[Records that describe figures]
▶
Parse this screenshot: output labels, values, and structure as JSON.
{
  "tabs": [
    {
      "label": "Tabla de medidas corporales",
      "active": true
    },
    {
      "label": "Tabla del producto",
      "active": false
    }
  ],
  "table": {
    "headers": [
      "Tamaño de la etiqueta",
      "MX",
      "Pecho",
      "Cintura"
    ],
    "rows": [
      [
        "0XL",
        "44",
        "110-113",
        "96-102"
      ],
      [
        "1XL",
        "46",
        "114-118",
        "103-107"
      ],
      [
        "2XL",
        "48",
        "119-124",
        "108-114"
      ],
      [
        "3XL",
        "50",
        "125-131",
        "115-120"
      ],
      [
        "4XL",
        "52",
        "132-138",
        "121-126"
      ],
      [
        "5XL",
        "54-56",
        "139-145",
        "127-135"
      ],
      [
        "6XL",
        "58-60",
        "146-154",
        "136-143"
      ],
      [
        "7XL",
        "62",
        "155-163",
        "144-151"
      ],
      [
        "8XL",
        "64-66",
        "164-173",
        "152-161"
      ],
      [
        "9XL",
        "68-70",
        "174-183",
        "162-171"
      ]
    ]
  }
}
◀
Do this — Reproduce all of the material above word for word.

Exercise answer —
Parse this screenshot: output labels, values, and structure as JSON.
{
  "tabs": [
    {
      "label": "Tabla de medidas corporales",
      "active": true
    },
    {
      "label": "Tabla del producto",
      "active": false
    }
  ],
  "table": {
    "headers": [
      "Tamaño de la etiqueta",
      "MX",
      "Pecho",
      "Cintura"
    ],
    "rows": [
      [
        "0XL",
        "44",
        "110-113",
        "96-102"
      ],
      [
        "1XL",
        "46",
        "114-118",
        "103-107"
      ],
      [
        "2XL",
        "48",
        "119-124",
        "108-114"
      ],
      [
        "3XL",
        "50",
        "125-131",
        "115-120"
      ],
      [
        "4XL",
        "52",
        "132-138",
        "121-126"
      ],
      [
        "5XL",
        "54-56",
        "139-145",
        "127-135"
      ],
      [
        "6XL",
        "58-60",
        "146-154",
        "136-143"
      ],
      [
        "7XL",
        "62",
        "155-163",
        "144-151"
      ],
      [
        "8XL",
        "64-66",
        "164-173",
        "152-161"
      ],
      [
        "9XL",
        "68-70",
        "174-183",
        "162-171"
      ]
    ]
  }
}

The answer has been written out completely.